WRITTEN REQUEST: Print the material verbatim, starting at the line containing "x-tick-label: 0.1 (108, 410, 126, 427)" and ending at the final line of the material, both included.

GIVEN DATA:

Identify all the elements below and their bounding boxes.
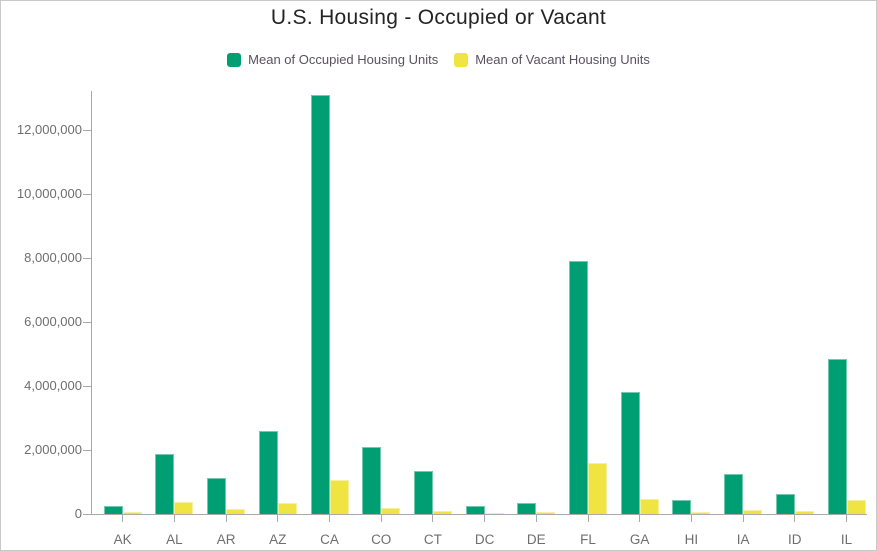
y-axis-tick (83, 193, 91, 195)
bar-occupied-de (517, 503, 537, 514)
bar-group-ga: GA (614, 91, 666, 547)
occupied-series-swatch-icon (227, 52, 242, 67)
bar-occupied-hi (672, 499, 692, 514)
bar-vacant-ak (122, 512, 142, 514)
x-axis-tick (380, 515, 382, 522)
bar-occupied-ct (413, 470, 433, 514)
bar-vacant-co (381, 508, 401, 514)
x-axis-tick (690, 515, 692, 522)
vacant-series-swatch-icon (454, 52, 469, 67)
y-axis-tick (83, 257, 91, 259)
y-axis-tick (83, 385, 91, 387)
bar-vacant-il (846, 499, 866, 514)
x-axis-tick (225, 515, 227, 522)
legend-label-occupied: Mean of Occupied Housing Units (248, 52, 439, 67)
y-axis-tick-label: 10,000,000 (16, 186, 82, 201)
x-axis-category-label: HI (684, 532, 699, 547)
x-axis-tick (535, 515, 537, 522)
y-axis-tick (83, 449, 91, 451)
bar-occupied-ia (724, 474, 744, 514)
x-axis-category-label: ID (788, 532, 802, 547)
bar-group-ar: AR (200, 91, 252, 547)
x-axis-tick (432, 515, 434, 522)
x-axis-category-label: CO (371, 532, 392, 547)
bar-vacant-al (174, 502, 194, 514)
x-axis-category-label: IL (840, 532, 853, 547)
legend-item-vacant: Mean of Vacant Housing Units (454, 52, 650, 67)
x-axis-category-label: DC (474, 532, 495, 547)
x-axis-category-label: CA (320, 532, 339, 547)
bar-group-dc: DC (459, 91, 511, 547)
bar-vacant-ar (226, 508, 246, 514)
bar-vacant-ia (743, 510, 763, 514)
x-axis-tick (639, 515, 641, 522)
bar-occupied-ar (207, 477, 227, 514)
y-axis-tick-label: 8,000,000 (24, 250, 82, 265)
x-axis-tick (794, 515, 796, 522)
x-axis-category-label: DE (526, 532, 546, 547)
bar-occupied-ca (310, 94, 330, 514)
bar-group-al: AL (148, 91, 200, 547)
bar-group-co: CO (355, 91, 407, 547)
bar-occupied-al (155, 454, 175, 514)
bar-vacant-ct (432, 510, 452, 514)
bar-vacant-de (536, 511, 556, 514)
x-axis-category-label: IA (736, 532, 750, 547)
y-axis-tick-label: 2,000,000 (24, 442, 82, 457)
x-axis-category-label: GA (629, 532, 650, 547)
x-axis-tick (173, 515, 175, 522)
bar-vacant-id (794, 511, 814, 514)
bar-vacant-ga (639, 499, 659, 514)
bar-vacant-ca (329, 480, 349, 514)
y-axis-tick-label: 6,000,000 (24, 314, 82, 329)
x-axis-tick (484, 515, 486, 522)
bar-group-ia: IA (717, 91, 769, 547)
x-axis-tick (329, 515, 330, 522)
bar-group-ct: CT (407, 91, 459, 547)
x-axis-category-label: CT (423, 532, 442, 547)
x-axis-category-label: AK (113, 532, 132, 547)
bar-group-de: DE (510, 91, 562, 547)
legend-item-occupied: Mean of Occupied Housing Units (227, 52, 438, 67)
bar-vacant-az (277, 502, 297, 514)
bar-group-fl: FL (562, 91, 614, 547)
bar-occupied-fl (569, 261, 588, 514)
bar-occupied-ak (103, 506, 123, 514)
y-axis-tick (83, 321, 91, 323)
bar-occupied-co (362, 447, 382, 514)
y-axis-tick (83, 513, 91, 515)
x-axis-tick (277, 515, 279, 522)
bar-occupied-id (775, 494, 795, 514)
x-axis-category-label: FL (580, 532, 596, 547)
x-axis-tick (587, 515, 589, 522)
bar-vacant-fl (588, 463, 607, 514)
y-axis-tick-label: 0 (74, 506, 82, 521)
bar-occupied-ga (620, 392, 640, 514)
x-axis-tick (122, 515, 124, 522)
bar-group-hi: HI (665, 91, 717, 547)
legend-label-vacant: Mean of Vacant Housing Units (475, 52, 650, 67)
x-axis-category-label: AL (166, 532, 183, 547)
x-axis-tick (846, 515, 847, 522)
y-axis-tick (83, 129, 91, 131)
bar-occupied-il (827, 358, 847, 514)
bar-vacant-hi (691, 511, 711, 514)
bar-group-az: AZ (252, 91, 304, 547)
chart-title: U.S. Housing - Occupied or Vacant (270, 6, 607, 29)
x-axis-tick (742, 515, 744, 522)
x-axis-category-label: AR (216, 532, 236, 547)
bar-occupied-az (258, 430, 278, 514)
bar-group-il: IL (821, 91, 873, 547)
y-axis-tick-label: 4,000,000 (24, 378, 82, 393)
x-axis-category-label: AZ (269, 532, 287, 547)
bar-occupied-dc (465, 505, 485, 514)
y-axis-tick-label: 12,000,000 (16, 122, 82, 137)
bar-group-ca: CA (304, 91, 356, 547)
bar-group-ak: AK (97, 91, 149, 547)
bar-group-id: ID (769, 91, 821, 547)
bar-vacant-dc (484, 513, 504, 514)
legend: Mean of Occupied Housing Units Mean of V… (1, 52, 876, 67)
plot-area: 0 2,000,000 4,000,000 6,000,000 8,000,000 10,… (17, 91, 867, 547)
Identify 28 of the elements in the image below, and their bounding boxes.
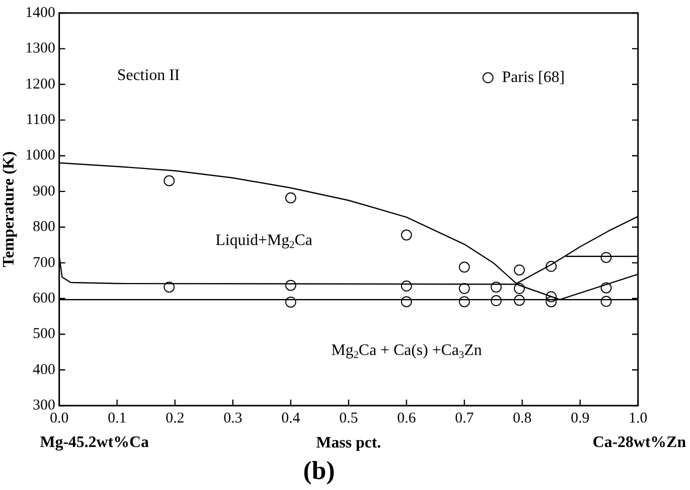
x-tick-label: 0.1 (108, 410, 126, 427)
x-tick-label: 0.6 (397, 410, 416, 427)
y-tick-label: 1000 (25, 148, 56, 164)
y-tick-label: 1300 (25, 40, 56, 57)
y-tick-label: 1200 (25, 76, 56, 92)
x-tick-label: 0.2 (166, 410, 184, 427)
y-tick-label: 700 (32, 254, 56, 271)
x-tick-label: 1.0 (628, 410, 648, 427)
x-tick-label: 0.3 (223, 410, 242, 427)
text: Mg-45.2wt%Ca (40, 434, 149, 451)
y-tick-label: 800 (32, 219, 56, 236)
x-tick-label: 0.4 (281, 410, 301, 427)
text: Ca-28wt%Zn (592, 434, 686, 451)
y-tick-label: 1100 (26, 112, 56, 128)
x-tick-label: 0.8 (512, 410, 532, 427)
x-tick-label: 0.9 (570, 410, 590, 427)
annotation: Section II (117, 67, 180, 84)
x-tick-label: 0.7 (454, 410, 474, 427)
legend-label: Paris [68] (502, 68, 565, 86)
y-tick-label: 900 (32, 183, 56, 200)
x-tick-label: 0.5 (339, 410, 358, 427)
y-tick-label: 600 (32, 290, 56, 306)
x-axis-title: Mass pct. (316, 434, 382, 452)
y-tick-label: 500 (32, 326, 56, 342)
y-tick-label: 400 (32, 362, 56, 378)
y-tick-label: 1400 (25, 4, 56, 21)
y-axis-title: Temperature (K) (0, 151, 18, 268)
text: (b) (303, 456, 335, 486)
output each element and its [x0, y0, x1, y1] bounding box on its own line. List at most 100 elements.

RESULT FOR THIS EXERCISE:
x-tick-label: 0.1 (108, 410, 126, 427)
x-tick-label: 0.6 (397, 410, 416, 427)
y-tick-label: 1000 (25, 148, 56, 164)
y-tick-label: 1300 (25, 40, 56, 57)
y-tick-label: 1200 (25, 76, 56, 92)
x-tick-label: 0.2 (166, 410, 184, 427)
y-tick-label: 700 (32, 254, 56, 271)
x-tick-label: 1.0 (628, 410, 648, 427)
x-tick-label: 0.3 (223, 410, 242, 427)
text: Mg-45.2wt%Ca (40, 434, 149, 451)
y-tick-label: 800 (32, 219, 56, 236)
x-tick-label: 0.4 (281, 410, 301, 427)
text: Ca-28wt%Zn (592, 434, 686, 451)
y-tick-label: 1100 (26, 112, 56, 128)
x-tick-label: 0.8 (512, 410, 532, 427)
x-tick-label: 0.9 (570, 410, 590, 427)
annotation: Section II (117, 67, 180, 84)
x-tick-label: 0.7 (454, 410, 474, 427)
legend-label: Paris [68] (502, 68, 565, 86)
y-tick-label: 900 (32, 183, 56, 200)
x-tick-label: 0.5 (339, 410, 358, 427)
y-tick-label: 600 (32, 290, 56, 306)
x-axis-title: Mass pct. (316, 434, 382, 452)
y-tick-label: 500 (32, 326, 56, 342)
y-tick-label: 400 (32, 362, 56, 378)
y-tick-label: 1400 (25, 4, 56, 21)
y-axis-title: Temperature (K) (0, 151, 18, 268)
text: (b) (303, 456, 335, 486)
output each element and its [x0, y0, x1, y1] bounding box on its own line. List at most 100 elements.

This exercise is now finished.